* [AIM]
Repeat the items below word for word, starting at the first line and ending at the line that contains "x-tick-label-0: 0 bbox=[76, 305, 88, 330]", with both of those lines included.

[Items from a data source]
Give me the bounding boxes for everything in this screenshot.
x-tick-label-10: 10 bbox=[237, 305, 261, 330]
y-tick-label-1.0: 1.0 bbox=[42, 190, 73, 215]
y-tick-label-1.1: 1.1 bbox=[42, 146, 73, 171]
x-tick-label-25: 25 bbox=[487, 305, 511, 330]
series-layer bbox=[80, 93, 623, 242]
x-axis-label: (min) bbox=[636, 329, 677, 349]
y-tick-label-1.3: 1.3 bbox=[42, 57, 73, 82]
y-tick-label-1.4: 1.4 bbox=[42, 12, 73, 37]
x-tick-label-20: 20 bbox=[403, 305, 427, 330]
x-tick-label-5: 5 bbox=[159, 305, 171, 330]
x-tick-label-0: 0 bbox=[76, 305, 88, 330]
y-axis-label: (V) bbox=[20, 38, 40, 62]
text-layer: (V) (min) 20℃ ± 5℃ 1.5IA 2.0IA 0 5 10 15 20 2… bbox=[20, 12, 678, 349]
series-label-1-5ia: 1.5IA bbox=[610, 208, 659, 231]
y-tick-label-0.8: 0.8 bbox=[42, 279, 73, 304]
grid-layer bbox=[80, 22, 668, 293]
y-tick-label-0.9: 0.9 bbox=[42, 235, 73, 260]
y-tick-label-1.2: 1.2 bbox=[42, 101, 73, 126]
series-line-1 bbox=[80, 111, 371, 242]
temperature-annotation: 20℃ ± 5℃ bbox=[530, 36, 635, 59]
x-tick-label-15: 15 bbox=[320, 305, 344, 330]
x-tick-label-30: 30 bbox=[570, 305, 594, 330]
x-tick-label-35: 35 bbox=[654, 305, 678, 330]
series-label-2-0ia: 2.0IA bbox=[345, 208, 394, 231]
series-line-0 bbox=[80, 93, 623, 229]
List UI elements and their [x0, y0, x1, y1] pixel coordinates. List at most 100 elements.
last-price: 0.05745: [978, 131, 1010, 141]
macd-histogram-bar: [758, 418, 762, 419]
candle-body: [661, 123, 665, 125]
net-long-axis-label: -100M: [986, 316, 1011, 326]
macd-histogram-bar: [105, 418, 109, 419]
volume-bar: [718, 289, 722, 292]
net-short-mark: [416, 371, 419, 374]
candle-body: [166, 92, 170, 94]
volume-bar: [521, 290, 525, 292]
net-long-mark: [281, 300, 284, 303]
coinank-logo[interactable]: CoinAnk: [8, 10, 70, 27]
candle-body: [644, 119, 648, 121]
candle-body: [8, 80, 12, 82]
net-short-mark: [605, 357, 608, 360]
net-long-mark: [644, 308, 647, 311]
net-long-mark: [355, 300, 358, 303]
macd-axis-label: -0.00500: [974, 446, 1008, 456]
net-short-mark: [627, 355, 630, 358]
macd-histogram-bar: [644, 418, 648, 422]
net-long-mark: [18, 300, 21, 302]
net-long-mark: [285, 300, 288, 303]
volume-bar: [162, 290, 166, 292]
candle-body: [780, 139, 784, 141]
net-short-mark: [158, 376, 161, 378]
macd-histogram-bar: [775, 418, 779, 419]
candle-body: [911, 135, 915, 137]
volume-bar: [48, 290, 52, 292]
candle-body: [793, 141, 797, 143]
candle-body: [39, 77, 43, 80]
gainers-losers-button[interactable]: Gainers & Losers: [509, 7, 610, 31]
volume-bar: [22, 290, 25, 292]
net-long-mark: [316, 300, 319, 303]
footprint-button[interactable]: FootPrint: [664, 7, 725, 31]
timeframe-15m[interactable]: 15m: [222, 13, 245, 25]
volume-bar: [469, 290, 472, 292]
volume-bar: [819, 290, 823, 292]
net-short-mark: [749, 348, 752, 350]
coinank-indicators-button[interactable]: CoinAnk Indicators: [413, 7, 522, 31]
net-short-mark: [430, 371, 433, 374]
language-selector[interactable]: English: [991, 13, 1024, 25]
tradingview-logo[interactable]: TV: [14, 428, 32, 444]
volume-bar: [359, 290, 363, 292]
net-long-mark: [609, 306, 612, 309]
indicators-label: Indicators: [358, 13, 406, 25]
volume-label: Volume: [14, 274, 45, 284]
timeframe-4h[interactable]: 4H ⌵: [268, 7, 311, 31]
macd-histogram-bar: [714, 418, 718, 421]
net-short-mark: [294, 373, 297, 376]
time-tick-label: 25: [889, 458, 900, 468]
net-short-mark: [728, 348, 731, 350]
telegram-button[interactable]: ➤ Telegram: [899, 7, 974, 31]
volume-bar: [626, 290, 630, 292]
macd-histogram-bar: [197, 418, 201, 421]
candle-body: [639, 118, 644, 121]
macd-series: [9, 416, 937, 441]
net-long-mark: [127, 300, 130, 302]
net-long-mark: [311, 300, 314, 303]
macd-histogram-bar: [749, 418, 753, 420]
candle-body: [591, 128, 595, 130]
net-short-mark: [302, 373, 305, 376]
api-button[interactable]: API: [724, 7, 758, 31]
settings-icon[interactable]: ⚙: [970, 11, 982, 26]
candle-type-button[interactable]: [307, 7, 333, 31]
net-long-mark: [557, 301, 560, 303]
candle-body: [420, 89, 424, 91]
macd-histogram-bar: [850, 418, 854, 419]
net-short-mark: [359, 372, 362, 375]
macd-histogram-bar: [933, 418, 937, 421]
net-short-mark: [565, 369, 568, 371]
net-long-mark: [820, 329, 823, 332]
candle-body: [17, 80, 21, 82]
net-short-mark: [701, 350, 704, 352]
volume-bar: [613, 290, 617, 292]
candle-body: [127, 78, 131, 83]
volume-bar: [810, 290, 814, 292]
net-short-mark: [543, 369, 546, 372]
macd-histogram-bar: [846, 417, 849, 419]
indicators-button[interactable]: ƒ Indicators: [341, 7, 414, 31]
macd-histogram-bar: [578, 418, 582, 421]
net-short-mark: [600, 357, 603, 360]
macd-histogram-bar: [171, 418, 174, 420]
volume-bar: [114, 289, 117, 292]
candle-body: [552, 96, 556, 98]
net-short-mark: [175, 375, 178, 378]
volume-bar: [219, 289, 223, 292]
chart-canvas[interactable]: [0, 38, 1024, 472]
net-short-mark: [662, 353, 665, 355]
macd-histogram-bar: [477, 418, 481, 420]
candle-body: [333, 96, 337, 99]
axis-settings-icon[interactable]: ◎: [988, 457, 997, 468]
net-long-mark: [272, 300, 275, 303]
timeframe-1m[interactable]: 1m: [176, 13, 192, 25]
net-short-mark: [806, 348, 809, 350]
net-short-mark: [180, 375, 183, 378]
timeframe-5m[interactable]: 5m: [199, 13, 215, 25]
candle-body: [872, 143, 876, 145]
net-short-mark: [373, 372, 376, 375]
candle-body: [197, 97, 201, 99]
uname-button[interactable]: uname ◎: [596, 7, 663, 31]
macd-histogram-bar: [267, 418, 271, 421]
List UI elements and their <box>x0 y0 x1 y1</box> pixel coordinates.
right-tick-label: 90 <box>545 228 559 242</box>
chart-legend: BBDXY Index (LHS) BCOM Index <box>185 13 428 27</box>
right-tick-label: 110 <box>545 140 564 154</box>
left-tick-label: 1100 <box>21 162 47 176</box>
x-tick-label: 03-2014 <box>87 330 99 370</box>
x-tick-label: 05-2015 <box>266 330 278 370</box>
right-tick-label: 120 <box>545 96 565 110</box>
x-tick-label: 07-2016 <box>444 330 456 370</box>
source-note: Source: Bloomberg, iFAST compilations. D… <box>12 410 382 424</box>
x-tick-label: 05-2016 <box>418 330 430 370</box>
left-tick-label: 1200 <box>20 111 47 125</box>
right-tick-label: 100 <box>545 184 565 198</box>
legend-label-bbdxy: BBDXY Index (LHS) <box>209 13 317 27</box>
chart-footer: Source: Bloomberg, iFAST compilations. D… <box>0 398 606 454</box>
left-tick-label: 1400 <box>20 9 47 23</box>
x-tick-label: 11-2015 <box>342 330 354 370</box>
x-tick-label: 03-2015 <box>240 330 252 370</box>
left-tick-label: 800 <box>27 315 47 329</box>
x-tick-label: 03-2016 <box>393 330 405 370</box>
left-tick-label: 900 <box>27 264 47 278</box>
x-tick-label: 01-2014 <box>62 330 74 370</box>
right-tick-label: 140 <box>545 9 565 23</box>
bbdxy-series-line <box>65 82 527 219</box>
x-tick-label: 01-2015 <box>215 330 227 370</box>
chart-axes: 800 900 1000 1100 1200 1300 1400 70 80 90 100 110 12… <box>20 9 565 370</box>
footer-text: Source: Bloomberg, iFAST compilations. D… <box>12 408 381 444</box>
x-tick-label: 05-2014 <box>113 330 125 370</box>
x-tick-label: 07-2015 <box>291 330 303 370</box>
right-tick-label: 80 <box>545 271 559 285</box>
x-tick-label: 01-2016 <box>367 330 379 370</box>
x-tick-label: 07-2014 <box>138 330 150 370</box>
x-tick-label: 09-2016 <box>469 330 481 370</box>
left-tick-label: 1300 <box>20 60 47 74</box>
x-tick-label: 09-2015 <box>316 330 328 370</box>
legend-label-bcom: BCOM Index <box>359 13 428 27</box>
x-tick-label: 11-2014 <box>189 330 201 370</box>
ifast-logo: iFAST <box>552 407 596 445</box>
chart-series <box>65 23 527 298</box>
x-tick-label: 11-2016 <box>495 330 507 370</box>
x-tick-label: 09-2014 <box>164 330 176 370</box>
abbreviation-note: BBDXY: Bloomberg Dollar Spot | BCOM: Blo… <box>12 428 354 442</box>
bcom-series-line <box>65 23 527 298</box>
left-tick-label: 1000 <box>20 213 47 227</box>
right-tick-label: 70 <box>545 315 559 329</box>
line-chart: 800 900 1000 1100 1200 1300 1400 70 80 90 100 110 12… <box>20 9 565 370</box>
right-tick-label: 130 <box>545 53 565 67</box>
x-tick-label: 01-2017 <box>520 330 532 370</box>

* [WORKED SOLUTION]
Give me the bounding boxes for everything in this screenshot.
x-tick-label-10: 10 bbox=[237, 305, 261, 330]
y-tick-label-1.0: 1.0 bbox=[42, 190, 73, 215]
y-tick-label-1.1: 1.1 bbox=[42, 146, 73, 171]
x-tick-label-25: 25 bbox=[487, 305, 511, 330]
series-layer bbox=[80, 93, 623, 242]
x-axis-label: (min) bbox=[636, 329, 677, 349]
y-tick-label-1.3: 1.3 bbox=[42, 57, 73, 82]
y-tick-label-1.4: 1.4 bbox=[42, 12, 73, 37]
x-tick-label-20: 20 bbox=[403, 305, 427, 330]
x-tick-label-5: 5 bbox=[159, 305, 171, 330]
x-tick-label-0: 0 bbox=[76, 305, 88, 330]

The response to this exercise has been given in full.